Stored records:
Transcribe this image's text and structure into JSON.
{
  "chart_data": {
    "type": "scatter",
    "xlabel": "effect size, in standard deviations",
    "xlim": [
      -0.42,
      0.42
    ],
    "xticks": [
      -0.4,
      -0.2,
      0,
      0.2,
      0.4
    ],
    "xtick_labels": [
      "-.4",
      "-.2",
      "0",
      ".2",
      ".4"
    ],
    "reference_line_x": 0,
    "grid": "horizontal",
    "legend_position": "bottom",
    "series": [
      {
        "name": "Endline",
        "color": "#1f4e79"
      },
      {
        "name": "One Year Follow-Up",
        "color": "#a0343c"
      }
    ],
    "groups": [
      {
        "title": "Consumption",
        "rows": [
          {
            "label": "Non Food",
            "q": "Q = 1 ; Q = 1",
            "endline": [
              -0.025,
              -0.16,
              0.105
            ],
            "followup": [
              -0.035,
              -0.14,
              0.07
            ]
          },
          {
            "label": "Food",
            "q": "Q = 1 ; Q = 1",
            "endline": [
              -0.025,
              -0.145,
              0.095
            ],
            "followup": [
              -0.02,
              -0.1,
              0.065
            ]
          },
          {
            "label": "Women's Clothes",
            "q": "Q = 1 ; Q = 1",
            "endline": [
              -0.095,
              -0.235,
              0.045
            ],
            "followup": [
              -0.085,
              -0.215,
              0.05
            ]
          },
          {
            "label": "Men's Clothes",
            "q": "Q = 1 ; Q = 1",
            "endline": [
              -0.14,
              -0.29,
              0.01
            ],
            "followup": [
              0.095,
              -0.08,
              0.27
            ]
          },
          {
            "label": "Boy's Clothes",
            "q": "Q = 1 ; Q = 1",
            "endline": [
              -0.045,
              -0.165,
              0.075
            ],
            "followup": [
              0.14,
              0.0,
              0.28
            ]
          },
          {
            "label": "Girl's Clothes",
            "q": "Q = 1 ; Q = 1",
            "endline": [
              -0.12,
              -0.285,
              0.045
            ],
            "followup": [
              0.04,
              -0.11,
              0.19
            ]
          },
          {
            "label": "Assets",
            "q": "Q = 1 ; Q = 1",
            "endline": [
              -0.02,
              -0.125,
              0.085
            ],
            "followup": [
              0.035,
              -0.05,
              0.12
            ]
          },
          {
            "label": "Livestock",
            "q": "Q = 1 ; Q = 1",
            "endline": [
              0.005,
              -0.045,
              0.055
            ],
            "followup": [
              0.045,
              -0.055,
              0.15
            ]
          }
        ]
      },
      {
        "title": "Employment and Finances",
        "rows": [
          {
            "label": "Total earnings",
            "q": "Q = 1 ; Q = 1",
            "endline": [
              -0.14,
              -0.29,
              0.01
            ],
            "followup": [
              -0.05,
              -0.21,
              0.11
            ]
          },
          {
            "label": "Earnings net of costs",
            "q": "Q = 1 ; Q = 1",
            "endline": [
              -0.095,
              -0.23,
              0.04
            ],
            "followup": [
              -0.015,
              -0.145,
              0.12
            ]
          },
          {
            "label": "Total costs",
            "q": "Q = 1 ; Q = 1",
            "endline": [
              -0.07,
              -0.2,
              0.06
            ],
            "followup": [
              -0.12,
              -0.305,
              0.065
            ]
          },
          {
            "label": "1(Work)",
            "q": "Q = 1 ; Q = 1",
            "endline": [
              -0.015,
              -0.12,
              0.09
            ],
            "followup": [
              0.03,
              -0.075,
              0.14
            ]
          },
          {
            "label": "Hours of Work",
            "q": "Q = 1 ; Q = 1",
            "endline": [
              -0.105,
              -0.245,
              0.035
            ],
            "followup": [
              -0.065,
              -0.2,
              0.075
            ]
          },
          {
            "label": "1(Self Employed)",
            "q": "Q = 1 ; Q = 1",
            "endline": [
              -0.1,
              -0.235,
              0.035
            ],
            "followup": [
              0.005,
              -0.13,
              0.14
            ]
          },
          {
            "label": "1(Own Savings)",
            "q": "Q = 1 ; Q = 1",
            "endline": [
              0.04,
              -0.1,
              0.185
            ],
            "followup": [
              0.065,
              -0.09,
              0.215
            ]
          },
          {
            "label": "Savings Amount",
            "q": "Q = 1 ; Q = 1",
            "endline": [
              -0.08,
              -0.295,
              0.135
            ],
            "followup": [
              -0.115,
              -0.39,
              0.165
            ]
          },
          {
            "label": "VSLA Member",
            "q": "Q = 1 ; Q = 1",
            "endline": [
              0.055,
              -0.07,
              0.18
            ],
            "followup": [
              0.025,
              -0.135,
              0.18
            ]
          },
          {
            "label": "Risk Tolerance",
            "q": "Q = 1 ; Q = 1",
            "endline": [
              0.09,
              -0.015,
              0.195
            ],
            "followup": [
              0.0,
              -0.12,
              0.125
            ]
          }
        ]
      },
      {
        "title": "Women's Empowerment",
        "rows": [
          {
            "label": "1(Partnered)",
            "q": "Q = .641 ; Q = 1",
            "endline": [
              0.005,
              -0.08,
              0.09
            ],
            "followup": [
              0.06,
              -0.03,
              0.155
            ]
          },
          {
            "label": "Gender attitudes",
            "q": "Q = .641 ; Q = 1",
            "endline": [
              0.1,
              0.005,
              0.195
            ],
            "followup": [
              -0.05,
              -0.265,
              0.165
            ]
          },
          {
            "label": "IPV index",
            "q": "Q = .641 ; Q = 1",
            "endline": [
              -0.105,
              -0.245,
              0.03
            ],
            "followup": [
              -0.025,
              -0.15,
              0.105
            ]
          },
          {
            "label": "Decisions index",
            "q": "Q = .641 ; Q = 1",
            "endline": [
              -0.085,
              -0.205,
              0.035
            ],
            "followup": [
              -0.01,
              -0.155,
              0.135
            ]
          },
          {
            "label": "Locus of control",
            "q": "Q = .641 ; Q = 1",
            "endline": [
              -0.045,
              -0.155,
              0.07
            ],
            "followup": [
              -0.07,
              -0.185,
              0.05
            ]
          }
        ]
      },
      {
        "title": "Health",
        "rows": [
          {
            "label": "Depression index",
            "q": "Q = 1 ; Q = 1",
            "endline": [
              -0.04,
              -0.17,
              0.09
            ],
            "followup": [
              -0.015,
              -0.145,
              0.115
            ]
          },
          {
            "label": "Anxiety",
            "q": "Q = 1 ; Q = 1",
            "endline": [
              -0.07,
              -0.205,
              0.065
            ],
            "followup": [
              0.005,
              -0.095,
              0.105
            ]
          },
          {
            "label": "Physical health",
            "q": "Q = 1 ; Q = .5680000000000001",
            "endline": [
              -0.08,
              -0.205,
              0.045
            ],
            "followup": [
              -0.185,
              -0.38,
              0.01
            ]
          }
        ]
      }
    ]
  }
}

Given problem: Give an exact repetition of all the material.

The response:
Transcribe this image's text and structure into JSON.
{
  "chart_data": {
    "type": "scatter",
    "xlabel": "effect size, in standard deviations",
    "xlim": [
      -0.42,
      0.42
    ],
    "xticks": [
      -0.4,
      -0.2,
      0,
      0.2,
      0.4
    ],
    "xtick_labels": [
      "-.4",
      "-.2",
      "0",
      ".2",
      ".4"
    ],
    "reference_line_x": 0,
    "grid": "horizontal",
    "legend_position": "bottom",
    "series": [
      {
        "name": "Endline",
        "color": "#1f4e79"
      },
      {
        "name": "One Year Follow-Up",
        "color": "#a0343c"
      }
    ],
    "groups": [
      {
        "title": "Consumption",
        "rows": [
          {
            "label": "Non Food",
            "q": "Q = 1 ; Q = 1",
            "endline": [
              -0.025,
              -0.16,
              0.105
            ],
            "followup": [
              -0.035,
              -0.14,
              0.07
            ]
          },
          {
            "label": "Food",
            "q": "Q = 1 ; Q = 1",
            "endline": [
              -0.025,
              -0.145,
              0.095
            ],
            "followup": [
              -0.02,
              -0.1,
              0.065
            ]
          },
          {
            "label": "Women's Clothes",
            "q": "Q = 1 ; Q = 1",
            "endline": [
              -0.095,
              -0.235,
              0.045
            ],
            "followup": [
              -0.085,
              -0.215,
              0.05
            ]
          },
          {
            "label": "Men's Clothes",
            "q": "Q = 1 ; Q = 1",
            "endline": [
              -0.14,
              -0.29,
              0.01
            ],
            "followup": [
              0.095,
              -0.08,
              0.27
            ]
          },
          {
            "label": "Boy's Clothes",
            "q": "Q = 1 ; Q = 1",
            "endline": [
              -0.045,
              -0.165,
              0.075
            ],
            "followup": [
              0.14,
              0.0,
              0.28
            ]
          },
          {
            "label": "Girl's Clothes",
            "q": "Q = 1 ; Q = 1",
            "endline": [
              -0.12,
              -0.285,
              0.045
            ],
            "followup": [
              0.04,
              -0.11,
              0.19
            ]
          },
          {
            "label": "Assets",
            "q": "Q = 1 ; Q = 1",
            "endline": [
              -0.02,
              -0.125,
              0.085
            ],
            "followup": [
              0.035,
              -0.05,
              0.12
            ]
          },
          {
            "label": "Livestock",
            "q": "Q = 1 ; Q = 1",
            "endline": [
              0.005,
              -0.045,
              0.055
            ],
            "followup": [
              0.045,
              -0.055,
              0.15
            ]
          }
        ]
      },
      {
        "title": "Employment and Finances",
        "rows": [
          {
            "label": "Total earnings",
            "q": "Q = 1 ; Q = 1",
            "endline": [
              -0.14,
              -0.29,
              0.01
            ],
            "followup": [
              -0.05,
              -0.21,
              0.11
            ]
          },
          {
            "label": "Earnings net of costs",
            "q": "Q = 1 ; Q = 1",
            "endline": [
              -0.095,
              -0.23,
              0.04
            ],
            "followup": [
              -0.015,
              -0.145,
              0.12
            ]
          },
          {
            "label": "Total costs",
            "q": "Q = 1 ; Q = 1",
            "endline": [
              -0.07,
              -0.2,
              0.06
            ],
            "followup": [
              -0.12,
              -0.305,
              0.065
            ]
          },
          {
            "label": "1(Work)",
            "q": "Q = 1 ; Q = 1",
            "endline": [
              -0.015,
              -0.12,
              0.09
            ],
            "followup": [
              0.03,
              -0.075,
              0.14
            ]
          },
          {
            "label": "Hours of Work",
            "q": "Q = 1 ; Q = 1",
            "endline": [
              -0.105,
              -0.245,
              0.035
            ],
            "followup": [
              -0.065,
              -0.2,
              0.075
            ]
          },
          {
            "label": "1(Self Employed)",
            "q": "Q = 1 ; Q = 1",
            "endline": [
              -0.1,
              -0.235,
              0.035
            ],
            "followup": [
              0.005,
              -0.13,
              0.14
            ]
          },
          {
            "label": "1(Own Savings)",
            "q": "Q = 1 ; Q = 1",
            "endline": [
              0.04,
              -0.1,
              0.185
            ],
            "followup": [
              0.065,
              -0.09,
              0.215
            ]
          },
          {
            "label": "Savings Amount",
            "q": "Q = 1 ; Q = 1",
            "endline": [
              -0.08,
              -0.295,
              0.135
            ],
            "followup": [
              -0.115,
              -0.39,
              0.165
            ]
          },
          {
            "label": "VSLA Member",
            "q": "Q = 1 ; Q = 1",
            "endline": [
              0.055,
              -0.07,
              0.18
            ],
            "followup": [
              0.025,
              -0.135,
              0.18
            ]
          },
          {
            "label": "Risk Tolerance",
            "q": "Q = 1 ; Q = 1",
            "endline": [
              0.09,
              -0.015,
              0.195
            ],
            "followup": [
              0.0,
              -0.12,
              0.125
            ]
          }
        ]
      },
      {
        "title": "Women's Empowerment",
        "rows": [
          {
            "label": "1(Partnered)",
            "q": "Q = .641 ; Q = 1",
            "endline": [
              0.005,
              -0.08,
              0.09
            ],
            "followup": [
              0.06,
              -0.03,
              0.155
            ]
          },
          {
            "label": "Gender attitudes",
            "q": "Q = .641 ; Q = 1",
            "endline": [
              0.1,
              0.005,
              0.195
            ],
            "followup": [
              -0.05,
              -0.265,
              0.165
            ]
          },
          {
            "label": "IPV index",
            "q": "Q = .641 ; Q = 1",
            "endline": [
              -0.105,
              -0.245,
              0.03
            ],
            "followup": [
              -0.025,
              -0.15,
              0.105
            ]
          },
          {
            "label": "Decisions index",
            "q": "Q = .641 ; Q = 1",
            "endline": [
              -0.085,
              -0.205,
              0.035
            ],
            "followup": [
              -0.01,
              -0.155,
              0.135
            ]
          },
          {
            "label": "Locus of control",
            "q": "Q = .641 ; Q = 1",
            "endline": [
              -0.045,
              -0.155,
              0.07
            ],
            "followup": [
              -0.07,
              -0.185,
              0.05
            ]
          }
        ]
      },
      {
        "title": "Health",
        "rows": [
          {
            "label": "Depression index",
            "q": "Q = 1 ; Q = 1",
            "endline": [
              -0.04,
              -0.17,
              0.09
            ],
            "followup": [
              -0.015,
              -0.145,
              0.115
            ]
          },
          {
            "label": "Anxiety",
            "q": "Q = 1 ; Q = 1",
            "endline": [
              -0.07,
              -0.205,
              0.065
            ],
            "followup": [
              0.005,
              -0.095,
              0.105
            ]
          },
          {
            "label": "Physical health",
            "q": "Q = 1 ; Q = .5680000000000001",
            "endline": [
              -0.08,
              -0.205,
              0.045
            ],
            "followup": [
              -0.185,
              -0.38,
              0.01
            ]
          }
        ]
      }
    ]
  }
}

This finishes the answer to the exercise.